### Material for this exercise ###

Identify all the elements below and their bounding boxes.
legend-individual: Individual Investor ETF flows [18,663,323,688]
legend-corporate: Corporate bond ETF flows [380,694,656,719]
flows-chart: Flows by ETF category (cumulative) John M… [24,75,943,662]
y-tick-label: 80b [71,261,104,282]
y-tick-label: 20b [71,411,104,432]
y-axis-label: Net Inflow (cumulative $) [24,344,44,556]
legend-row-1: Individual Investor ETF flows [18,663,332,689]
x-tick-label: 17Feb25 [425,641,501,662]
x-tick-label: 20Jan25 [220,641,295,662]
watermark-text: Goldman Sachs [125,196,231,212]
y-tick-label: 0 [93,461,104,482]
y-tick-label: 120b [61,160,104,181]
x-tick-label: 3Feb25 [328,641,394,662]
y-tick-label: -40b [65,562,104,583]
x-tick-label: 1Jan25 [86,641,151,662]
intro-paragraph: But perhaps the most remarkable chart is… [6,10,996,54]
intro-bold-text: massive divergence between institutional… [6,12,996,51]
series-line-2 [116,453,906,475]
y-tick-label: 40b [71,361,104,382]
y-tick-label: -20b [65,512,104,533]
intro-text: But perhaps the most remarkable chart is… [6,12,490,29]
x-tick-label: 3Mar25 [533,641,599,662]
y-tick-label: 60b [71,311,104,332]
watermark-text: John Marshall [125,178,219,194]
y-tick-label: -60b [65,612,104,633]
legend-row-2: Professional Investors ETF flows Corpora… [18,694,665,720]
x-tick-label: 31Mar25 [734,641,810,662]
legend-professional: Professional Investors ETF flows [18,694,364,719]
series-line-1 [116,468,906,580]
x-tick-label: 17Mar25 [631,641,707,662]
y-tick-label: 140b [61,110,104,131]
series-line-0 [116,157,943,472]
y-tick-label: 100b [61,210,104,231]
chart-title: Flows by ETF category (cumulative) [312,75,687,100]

###

### Your task
Set out each line of the rows above as a JSON list of strings, one string per line, skipping any blank lines.

### Solution to this exercise
[
  "Identify all the elements below and their bounding boxes.",
  "legend-individual: Individual Investor ETF flows [18,663,323,688]",
  "legend-corporate: Corporate bond ETF flows [380,694,656,719]",
  "flows-chart: Flows by ETF category (cumulative) John M… [24,75,943,662]",
  "y-tick-label: 80b [71,261,104,282]",
  "y-tick-label: 20b [71,411,104,432]",
  "y-axis-label: Net Inflow (cumulative $) [24,344,44,556]",
  "legend-row-1: Individual Investor ETF flows [18,663,332,689]",
  "x-tick-label: 17Feb25 [425,641,501,662]",
  "x-tick-label: 20Jan25 [220,641,295,662]",
  "watermark-text: Goldman Sachs [125,196,231,212]",
  "y-tick-label: 0 [93,461,104,482]",
  "y-tick-label: 120b [61,160,104,181]",
  "x-tick-label: 3Feb25 [328,641,394,662]",
  "y-tick-label: -40b [65,562,104,583]",
  "x-tick-label: 1Jan25 [86,641,151,662]",
  "intro-paragraph: But perhaps the most remarkable chart is… [6,10,996,54]",
  "intro-bold-text: massive divergence between institutional… [6,12,996,51]",
  "series-line-2 [116,453,906,475]",
  "y-tick-label: 40b [71,361,104,382]",
  "y-tick-label: -20b [65,512,104,533]",
  "intro-text: But perhaps the most remarkable chart is… [6,12,490,29]",
  "x-tick-label: 3Mar25 [533,641,599,662]",
  "y-tick-label: 60b [71,311,104,332]",
  "watermark-text: John Marshall [125,178,219,194]",
  "y-tick-label: -60b [65,612,104,633]",
  "legend-row-2: Professional Investors ETF flows Corpora… [18,694,665,720]",
  "x-tick-label: 31Mar25 [734,641,810,662]",
  "legend-professional: Professional Investors ETF flows [18,694,364,719]",
  "series-line-1 [116,468,906,580]",
  "x-tick-label: 17Mar25 [631,641,707,662]",
  "y-tick-label: 140b [61,110,104,131]",
  "series-line-0 [116,157,943,472]",
  "y-tick-label: 100b [61,210,104,231]",
  "chart-title: Flows by ETF category (cumulative) [312,75,687,100]"
]